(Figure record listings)
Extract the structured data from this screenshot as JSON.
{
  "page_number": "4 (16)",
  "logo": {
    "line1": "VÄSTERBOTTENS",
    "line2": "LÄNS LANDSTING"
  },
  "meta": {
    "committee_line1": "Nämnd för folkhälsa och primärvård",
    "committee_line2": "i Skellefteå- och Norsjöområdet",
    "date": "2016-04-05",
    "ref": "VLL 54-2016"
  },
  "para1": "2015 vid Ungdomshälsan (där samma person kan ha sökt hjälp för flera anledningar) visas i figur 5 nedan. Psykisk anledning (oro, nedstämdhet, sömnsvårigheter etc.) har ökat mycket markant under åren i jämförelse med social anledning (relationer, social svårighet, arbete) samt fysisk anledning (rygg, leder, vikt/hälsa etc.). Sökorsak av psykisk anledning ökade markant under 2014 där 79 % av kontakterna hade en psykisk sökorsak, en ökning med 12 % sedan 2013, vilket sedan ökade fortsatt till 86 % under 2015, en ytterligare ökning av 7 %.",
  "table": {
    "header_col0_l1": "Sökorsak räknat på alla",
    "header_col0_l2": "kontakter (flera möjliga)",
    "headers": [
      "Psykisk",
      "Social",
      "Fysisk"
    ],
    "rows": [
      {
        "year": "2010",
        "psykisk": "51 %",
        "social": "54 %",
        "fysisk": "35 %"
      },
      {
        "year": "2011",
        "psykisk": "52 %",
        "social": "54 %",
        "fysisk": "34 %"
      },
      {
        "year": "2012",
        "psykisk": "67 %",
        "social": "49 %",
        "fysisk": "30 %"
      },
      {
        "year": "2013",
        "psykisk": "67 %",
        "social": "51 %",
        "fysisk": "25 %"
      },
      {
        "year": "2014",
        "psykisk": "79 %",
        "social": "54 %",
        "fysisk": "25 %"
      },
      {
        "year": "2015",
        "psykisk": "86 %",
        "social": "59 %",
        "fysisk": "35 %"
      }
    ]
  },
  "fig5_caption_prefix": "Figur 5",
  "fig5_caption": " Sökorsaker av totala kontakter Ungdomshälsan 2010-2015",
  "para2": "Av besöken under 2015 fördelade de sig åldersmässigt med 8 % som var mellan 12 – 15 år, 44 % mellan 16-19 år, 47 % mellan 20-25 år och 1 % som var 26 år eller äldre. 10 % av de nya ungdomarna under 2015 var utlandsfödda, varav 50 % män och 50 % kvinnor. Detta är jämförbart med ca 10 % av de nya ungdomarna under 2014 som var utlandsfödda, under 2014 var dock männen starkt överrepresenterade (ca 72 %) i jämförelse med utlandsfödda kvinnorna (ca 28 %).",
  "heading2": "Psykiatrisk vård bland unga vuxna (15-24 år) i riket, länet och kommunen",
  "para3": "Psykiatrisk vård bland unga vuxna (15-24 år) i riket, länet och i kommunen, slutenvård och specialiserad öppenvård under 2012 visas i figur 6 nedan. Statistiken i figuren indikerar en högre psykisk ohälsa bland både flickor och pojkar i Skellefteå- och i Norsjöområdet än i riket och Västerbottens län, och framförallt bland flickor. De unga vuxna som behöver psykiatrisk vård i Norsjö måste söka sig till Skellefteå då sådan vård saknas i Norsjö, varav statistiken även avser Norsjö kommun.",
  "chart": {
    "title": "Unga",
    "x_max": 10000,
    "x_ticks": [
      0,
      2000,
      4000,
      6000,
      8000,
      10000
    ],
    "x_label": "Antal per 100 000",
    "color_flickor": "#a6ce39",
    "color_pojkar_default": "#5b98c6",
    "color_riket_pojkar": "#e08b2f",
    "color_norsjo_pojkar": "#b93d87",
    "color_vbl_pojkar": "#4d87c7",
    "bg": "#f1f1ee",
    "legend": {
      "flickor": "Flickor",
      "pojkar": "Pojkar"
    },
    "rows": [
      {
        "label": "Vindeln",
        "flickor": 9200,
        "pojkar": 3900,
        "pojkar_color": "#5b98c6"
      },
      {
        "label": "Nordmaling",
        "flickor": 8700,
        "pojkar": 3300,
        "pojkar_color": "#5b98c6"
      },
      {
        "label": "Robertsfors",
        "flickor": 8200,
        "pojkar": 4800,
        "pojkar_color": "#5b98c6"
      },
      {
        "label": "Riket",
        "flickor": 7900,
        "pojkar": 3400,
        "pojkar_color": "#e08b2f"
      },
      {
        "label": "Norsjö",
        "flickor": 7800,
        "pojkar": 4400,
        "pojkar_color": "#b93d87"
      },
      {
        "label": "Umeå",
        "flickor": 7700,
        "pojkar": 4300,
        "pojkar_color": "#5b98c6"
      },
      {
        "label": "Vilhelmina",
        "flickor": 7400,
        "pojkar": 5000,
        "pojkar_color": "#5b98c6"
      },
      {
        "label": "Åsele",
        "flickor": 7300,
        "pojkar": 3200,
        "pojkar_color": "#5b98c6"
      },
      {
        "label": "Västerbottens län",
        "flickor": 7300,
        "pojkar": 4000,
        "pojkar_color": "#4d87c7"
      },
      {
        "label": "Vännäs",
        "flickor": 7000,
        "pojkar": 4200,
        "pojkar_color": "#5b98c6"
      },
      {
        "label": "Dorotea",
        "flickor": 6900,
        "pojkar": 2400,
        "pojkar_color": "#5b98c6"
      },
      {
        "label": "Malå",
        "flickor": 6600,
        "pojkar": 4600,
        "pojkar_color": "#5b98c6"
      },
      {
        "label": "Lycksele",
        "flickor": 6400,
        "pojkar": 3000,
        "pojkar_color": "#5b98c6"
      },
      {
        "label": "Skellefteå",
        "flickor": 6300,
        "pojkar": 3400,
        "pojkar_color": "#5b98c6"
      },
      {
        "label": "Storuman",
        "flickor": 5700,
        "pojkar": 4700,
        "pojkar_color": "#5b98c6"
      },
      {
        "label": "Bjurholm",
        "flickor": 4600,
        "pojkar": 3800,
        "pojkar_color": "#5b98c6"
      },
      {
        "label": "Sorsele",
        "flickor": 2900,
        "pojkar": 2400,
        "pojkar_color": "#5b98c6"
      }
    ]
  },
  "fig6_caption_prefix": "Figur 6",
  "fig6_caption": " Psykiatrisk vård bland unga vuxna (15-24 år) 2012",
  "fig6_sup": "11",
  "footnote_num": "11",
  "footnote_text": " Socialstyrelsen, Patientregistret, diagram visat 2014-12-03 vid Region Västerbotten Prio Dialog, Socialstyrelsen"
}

> **INSTRUCTIONS FOR THE TASK**
Count every line in the preceding entries where the string "year" appears, then state only the total.

> **TASK OUTPUT**
6